▸ **Bounding box annotations**
──────────

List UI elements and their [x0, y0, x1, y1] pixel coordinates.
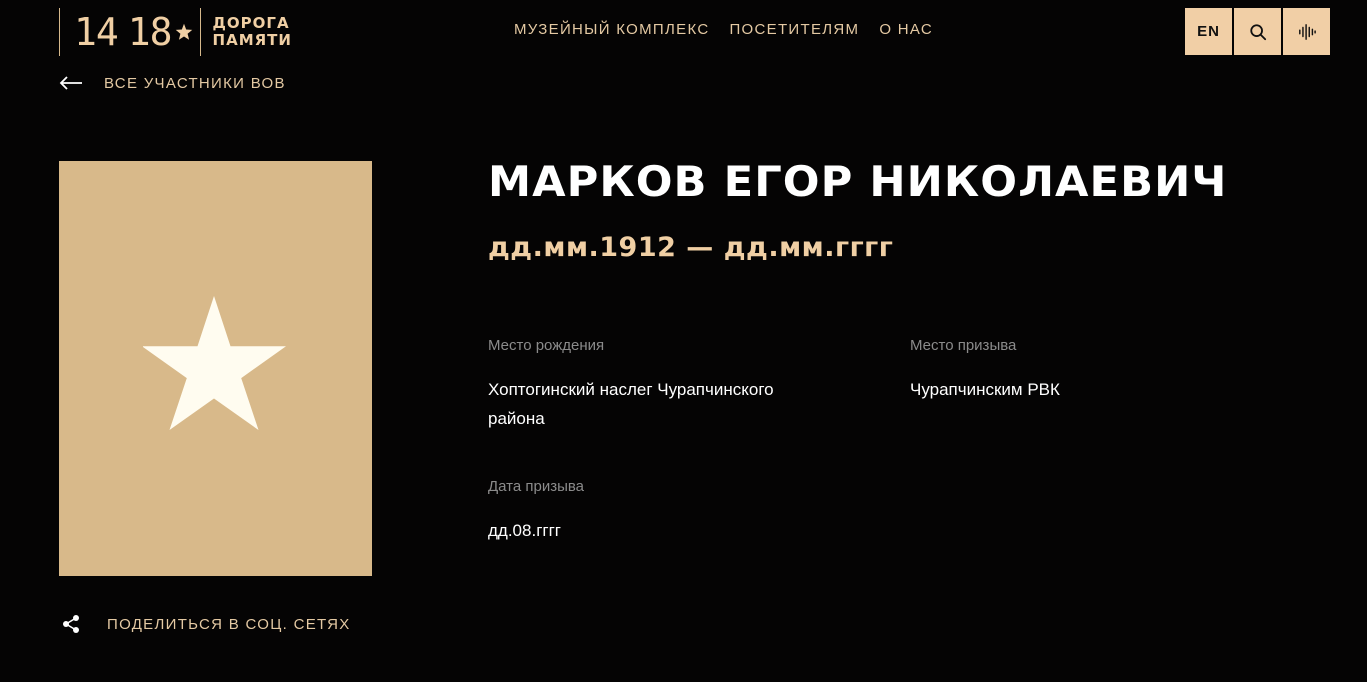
logo-text-line1: ДОРОГА	[212, 14, 290, 32]
person-name: МАРКОВ ЕГОР НИКОЛАЕВИЧ	[488, 157, 1228, 206]
logo-number-left: 14	[74, 10, 119, 54]
draft-place-label: Место призыва	[910, 337, 1017, 354]
logo-divider	[199, 8, 201, 56]
arrow-left-icon	[59, 76, 82, 90]
portrait-placeholder	[59, 161, 372, 576]
star-icon	[142, 295, 286, 430]
search-button[interactable]	[1234, 8, 1281, 55]
birth-place-value-line1: Хоптогинский наслег Чурапчинского	[488, 380, 774, 399]
logo-number-right: 18	[127, 10, 173, 54]
nav-item-visitors[interactable]: ПОСЕТИТЕЛЯМ	[729, 21, 859, 38]
header-actions: EN	[1185, 8, 1330, 55]
language-button[interactable]: EN	[1185, 8, 1232, 55]
draft-date-value: дд.08.гггг	[488, 521, 561, 540]
back-link-label: ВСЕ УЧАСТНИКИ ВОВ	[104, 74, 286, 92]
birth-place-value: Хоптогинский наслег Чурапчинского района	[488, 375, 774, 433]
back-link[interactable]: ВСЕ УЧАСТНИКИ ВОВ	[59, 70, 286, 96]
birth-place-label: Место рождения	[488, 337, 605, 354]
main-nav: МУЗЕЙНЫЙ КОМПЛЕКС ПОСЕТИТЕЛЯМ О НАС	[514, 21, 933, 38]
audio-wave-icon	[1298, 23, 1316, 40]
logo-star-icon	[175, 23, 192, 40]
logo-text-line2: ПАМЯТИ	[212, 31, 292, 49]
share-icon	[63, 615, 79, 633]
birth-place-value-line2: района	[488, 409, 545, 428]
nav-item-about[interactable]: О НАС	[879, 21, 933, 38]
share-link-label: ПОДЕЛИТЬСЯ В СОЦ. СЕТЯХ	[107, 615, 351, 633]
language-label: EN	[1197, 23, 1220, 40]
search-icon	[1249, 23, 1266, 40]
person-dates: дд.мм.1912 — дд.мм.гггг	[488, 232, 894, 263]
share-link[interactable]: ПОДЕЛИТЬСЯ В СОЦ. СЕТЯХ	[59, 611, 351, 637]
audio-button[interactable]	[1283, 8, 1330, 55]
draft-date-label: Дата призыва	[488, 478, 585, 495]
logo-text: ДОРОГА ПАМЯТИ	[213, 15, 292, 49]
nav-item-museum-complex[interactable]: МУЗЕЙНЫЙ КОМПЛЕКС	[514, 21, 709, 38]
site-logo[interactable]: 14 18 ДОРОГА ПАМЯТИ	[59, 8, 292, 56]
draft-place-value: Чурапчинским РВК	[910, 380, 1060, 399]
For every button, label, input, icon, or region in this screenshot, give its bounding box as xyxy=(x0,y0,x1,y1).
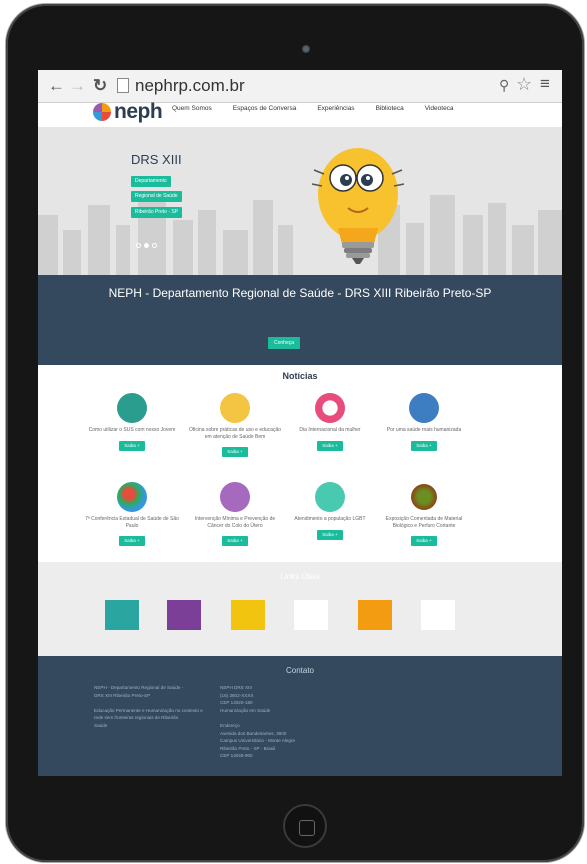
news-caption: Dia Internacional da mulher xyxy=(299,427,361,433)
news-section: Notícias Como utilizar o SUS com nosso J… xyxy=(38,365,562,562)
news-caption: Oficina sobre práticas de uso e educação… xyxy=(189,427,281,440)
humanizasus-logo-link[interactable] xyxy=(167,600,201,630)
reload-icon[interactable]: ↻ xyxy=(93,76,107,96)
nav-item-biblioteca[interactable]: Biblioteca xyxy=(376,105,404,112)
saiba-mais-button[interactable]: Saiba + xyxy=(317,440,343,451)
news-thumb-cancer-icon[interactable] xyxy=(220,482,250,512)
news-caption: Atendimento a população LGBT xyxy=(294,516,366,522)
footer-contact: NEPH DRS XIII (16) 3602-XXXX CEP 14020-1… xyxy=(220,684,340,760)
footer-line: Humanização em Saúde xyxy=(220,707,271,713)
site-navbar: neph Quem Somos Espaços de Conversa Expe… xyxy=(38,100,562,128)
browser-toolbar: ← → ↻ nephrp.com.br ⚲ ☆ ≡ xyxy=(38,70,562,103)
footer-title: Contato xyxy=(285,666,315,675)
news-thumb-health-icon[interactable] xyxy=(409,393,439,423)
portal-saude-logo-link[interactable] xyxy=(294,600,328,630)
footer-line: NEPH DRS XIII xyxy=(220,685,252,690)
footer-line: CEP 14020-180 xyxy=(220,700,253,706)
news-card: Atendimento a população LGBT Saiba + xyxy=(282,482,378,541)
footer-line: CEP 14049-900 xyxy=(220,753,253,759)
logo-text: neph xyxy=(114,100,163,123)
address-bar[interactable]: nephrp.com.br xyxy=(135,76,245,96)
news-card: Dia Internacional da mulher Saiba + xyxy=(282,393,378,452)
saiba-mais-button[interactable]: Saiba + xyxy=(317,529,343,540)
footer-line: Saúde xyxy=(94,722,108,728)
news-caption: Por uma saúde mais humanizada xyxy=(386,427,462,433)
footer-line: Educação Permanente e Humanização no con… xyxy=(94,707,203,713)
news-card: Por uma saúde mais humanizada Saiba + xyxy=(376,393,472,452)
menu-icon[interactable]: ≡ xyxy=(540,74,550,94)
news-thumb-women-icon[interactable] xyxy=(315,393,345,423)
footer-line: Endereço xyxy=(220,722,240,728)
saiba-mais-button[interactable]: Saiba + xyxy=(411,440,437,451)
footer-line: (16) 3602-XXXX xyxy=(220,692,254,698)
news-thumb-material-icon[interactable] xyxy=(409,482,439,512)
slider-dot[interactable] xyxy=(136,243,141,248)
zoom-icon[interactable]: ⚲ xyxy=(499,77,509,94)
band-title: NEPH - Departamento Regional de Saúde - … xyxy=(108,286,492,300)
nav-item-quem-somos[interactable]: Quem Somos xyxy=(172,105,212,112)
news-caption: 7ª Conferência Estadual de Saúde de São … xyxy=(85,516,179,529)
home-button[interactable] xyxy=(283,804,327,848)
bvs-logo-link[interactable] xyxy=(421,600,455,630)
lightbulb-mascot-icon xyxy=(311,148,405,264)
news-thumb-sus-icon[interactable] xyxy=(117,393,147,423)
site-logo[interactable]: neph xyxy=(93,100,163,124)
links-title: Links Úteis xyxy=(280,572,320,581)
news-card: Exposição Comentada de Material Biológic… xyxy=(376,482,472,547)
hero-button-regional[interactable]: Regional de Saúde xyxy=(131,191,182,202)
news-title: Notícias xyxy=(282,371,318,381)
hero-button-departamento[interactable]: Departamento xyxy=(131,176,171,187)
footer-line: NEPH - Departamento Regional de Saúde - xyxy=(94,685,184,690)
nav-item-espacos[interactable]: Espaços de Conversa xyxy=(233,105,297,112)
page-icon xyxy=(117,78,129,93)
saiba-mais-button[interactable]: Saiba + xyxy=(119,536,145,546)
saiba-mais-button[interactable]: Saiba + xyxy=(222,536,248,546)
hero-title: DRS XIII xyxy=(131,152,182,167)
conheca-button[interactable]: Conheça xyxy=(268,337,301,349)
news-thumb-lgbt-icon[interactable] xyxy=(315,482,345,512)
news-card: Intervenção Mínima e Prevenção de Câncer… xyxy=(187,482,283,547)
footer-line: Avenida dos Bandeirantes, 3900 xyxy=(220,730,287,736)
links-section: Links Úteis xyxy=(38,562,562,656)
footer-line xyxy=(220,714,340,722)
main-menu: Quem Somos Espaços de Conversa Experiênc… xyxy=(172,105,475,112)
news-card: Oficina sobre práticas de uso e educação… xyxy=(187,393,283,458)
hero-slider: DRS XIII Departamento Regional de Saúde … xyxy=(38,128,562,275)
slider-dot-active[interactable] xyxy=(144,243,149,248)
saiba-mais-button[interactable]: Saiba + xyxy=(411,536,437,546)
slider-dot[interactable] xyxy=(152,243,157,248)
sus-logo-link[interactable] xyxy=(105,600,139,630)
bookmark-star-icon[interactable]: ☆ xyxy=(516,74,532,95)
news-caption: Como utilizar o SUS com nosso Jovem xyxy=(88,427,176,433)
camera xyxy=(302,45,310,53)
saiba-mais-button[interactable]: Saiba + xyxy=(119,440,145,451)
hero-button-ribeirao[interactable]: Ribeirão Preto - SP xyxy=(131,207,183,218)
forward-arrow-icon[interactable]: → xyxy=(69,76,86,96)
news-card: Como utilizar o SUS com nosso Jovem Saib… xyxy=(84,393,180,452)
footer: Contato NEPH - Departamento Regional de … xyxy=(38,656,562,776)
footer-line: DRS XIII Ribeirão Preto-SP xyxy=(94,692,151,698)
news-caption: Intervenção Mínima e Prevenção de Câncer… xyxy=(194,516,276,529)
footer-line: Campus Universitário - Monte Alegre xyxy=(220,738,296,744)
news-card: 7ª Conferência Estadual de Saúde de São … xyxy=(84,482,180,547)
footer-about: NEPH - Departamento Regional de Saúde - … xyxy=(94,684,214,730)
saiba-mais-button[interactable]: Saiba + xyxy=(222,447,248,457)
nav-item-experiencias[interactable]: Experiências xyxy=(317,105,354,112)
nav-item-videoteca[interactable]: Videoteca xyxy=(425,105,454,112)
news-thumb-conference-icon[interactable] xyxy=(117,482,147,512)
title-band: NEPH - Departamento Regional de Saúde - … xyxy=(38,275,562,365)
fiocruz-logo-link[interactable] xyxy=(358,600,392,630)
slider-dots xyxy=(136,243,157,248)
footer-line: rede sem fronteiras regionais de Ribeirã… xyxy=(94,715,179,721)
browser-screen: ← → ↻ nephrp.com.br ⚲ ☆ ≡ neph Quem Somo… xyxy=(38,70,562,776)
secretaria-saude-logo-link[interactable] xyxy=(231,600,265,630)
footer-line: Ribeirão Preto - SP - Brasil xyxy=(220,745,276,751)
footer-line xyxy=(94,699,214,707)
back-arrow-icon[interactable]: ← xyxy=(48,76,65,96)
city-skyline xyxy=(38,195,562,275)
news-thumb-mascot-icon[interactable] xyxy=(220,393,250,423)
logo-mark-icon xyxy=(93,103,111,121)
news-caption: Exposição Comentada de Material Biológic… xyxy=(385,516,463,529)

──────────

▸ **WHAT IS ASKED**
Repeat the lines from the one containing "14, 290, 32]" through the one containing "8, 1281, 55]", inclusive, with no changes.

▸ **REPLY**
logo-text-line1: ДОРОГА	[212, 14, 290, 32]
person-name: МАРКОВ ЕГОР НИКОЛАЕВИЧ	[488, 157, 1228, 206]
logo-number-left: 14	[74, 10, 119, 54]
draft-place-label: Место призыва	[910, 337, 1017, 354]
logo-divider	[199, 8, 201, 56]
arrow-left-icon	[59, 76, 82, 90]
portrait-placeholder	[59, 161, 372, 576]
star-icon	[142, 295, 286, 430]
search-button[interactable]	[1234, 8, 1281, 55]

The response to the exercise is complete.